##### DATA LINES #####

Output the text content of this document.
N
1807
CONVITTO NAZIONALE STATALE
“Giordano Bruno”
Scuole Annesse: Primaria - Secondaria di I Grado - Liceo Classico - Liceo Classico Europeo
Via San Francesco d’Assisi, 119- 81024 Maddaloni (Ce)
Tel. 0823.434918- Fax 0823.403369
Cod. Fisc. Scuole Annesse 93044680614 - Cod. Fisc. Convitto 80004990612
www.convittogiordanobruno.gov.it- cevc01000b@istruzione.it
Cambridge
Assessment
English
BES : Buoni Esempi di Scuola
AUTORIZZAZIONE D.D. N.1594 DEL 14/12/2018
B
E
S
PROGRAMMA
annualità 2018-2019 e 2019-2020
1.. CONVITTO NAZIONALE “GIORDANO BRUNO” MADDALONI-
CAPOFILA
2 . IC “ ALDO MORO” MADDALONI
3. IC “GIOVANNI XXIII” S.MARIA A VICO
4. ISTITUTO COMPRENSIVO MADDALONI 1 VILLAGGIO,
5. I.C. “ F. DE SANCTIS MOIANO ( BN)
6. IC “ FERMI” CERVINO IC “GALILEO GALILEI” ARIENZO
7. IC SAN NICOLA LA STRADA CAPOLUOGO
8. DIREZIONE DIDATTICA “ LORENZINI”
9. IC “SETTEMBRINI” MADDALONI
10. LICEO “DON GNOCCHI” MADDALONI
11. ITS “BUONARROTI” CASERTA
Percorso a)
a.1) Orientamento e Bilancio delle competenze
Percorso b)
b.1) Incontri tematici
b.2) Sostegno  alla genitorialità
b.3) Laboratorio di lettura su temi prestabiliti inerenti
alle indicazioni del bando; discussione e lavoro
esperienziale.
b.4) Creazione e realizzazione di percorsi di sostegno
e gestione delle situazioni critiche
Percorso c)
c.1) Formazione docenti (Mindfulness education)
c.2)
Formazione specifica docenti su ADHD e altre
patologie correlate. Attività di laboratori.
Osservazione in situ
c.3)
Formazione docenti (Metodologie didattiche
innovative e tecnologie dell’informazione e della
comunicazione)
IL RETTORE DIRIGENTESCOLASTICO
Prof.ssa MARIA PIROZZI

#####

**EXERCISE INSTRUCTIONS:**
Write out all the entries exactly.

**EXERCISE RESULT:**
Output the text content of this document.
N
1807
CONVITTO NAZIONALE STATALE
“Giordano Bruno”
Scuole Annesse: Primaria - Secondaria di I Grado - Liceo Classico - Liceo Classico Europeo
Via San Francesco d’Assisi, 119- 81024 Maddaloni (Ce)
Tel. 0823.434918- Fax 0823.403369
Cod. Fisc. Scuole Annesse 93044680614 - Cod. Fisc. Convitto 80004990612
www.convittogiordanobruno.gov.it- cevc01000b@istruzione.it
Cambridge
Assessment
English
BES : Buoni Esempi di Scuola
AUTORIZZAZIONE D.D. N.1594 DEL 14/12/2018
B
E
S
PROGRAMMA
annualità 2018-2019 e 2019-2020
1.. CONVITTO NAZIONALE “GIORDANO BRUNO” MADDALONI-
CAPOFILA
2 . IC “ ALDO MORO” MADDALONI
3. IC “GIOVANNI XXIII” S.MARIA A VICO
4. ISTITUTO COMPRENSIVO MADDALONI 1 VILLAGGIO,
5. I.C. “ F. DE SANCTIS MOIANO ( BN)
6. IC “ FERMI” CERVINO IC “GALILEO GALILEI” ARIENZO
7. IC SAN NICOLA LA STRADA CAPOLUOGO
8. DIREZIONE DIDATTICA “ LORENZINI”
9. IC “SETTEMBRINI” MADDALONI
10. LICEO “DON GNOCCHI” MADDALONI
11. ITS “BUONARROTI” CASERTA
Percorso a)
a.1) Orientamento e Bilancio delle competenze
Percorso b)
b.1) Incontri tematici
b.2) Sostegno  alla genitorialità
b.3) Laboratorio di lettura su temi prestabiliti inerenti
alle indicazioni del bando; discussione e lavoro
esperienziale.
b.4) Creazione e realizzazione di percorsi di sostegno
e gestione delle situazioni critiche
Percorso c)
c.1) Formazione docenti (Mindfulness education)
c.2)
Formazione specifica docenti su ADHD e altre
patologie correlate. Attività di laboratori.
Osservazione in situ
c.3)
Formazione docenti (Metodologie didattiche
innovative e tecnologie dell’informazione e della
comunicazione)
IL RETTORE DIRIGENTESCOLASTICO
Prof.ssa MARIA PIROZZI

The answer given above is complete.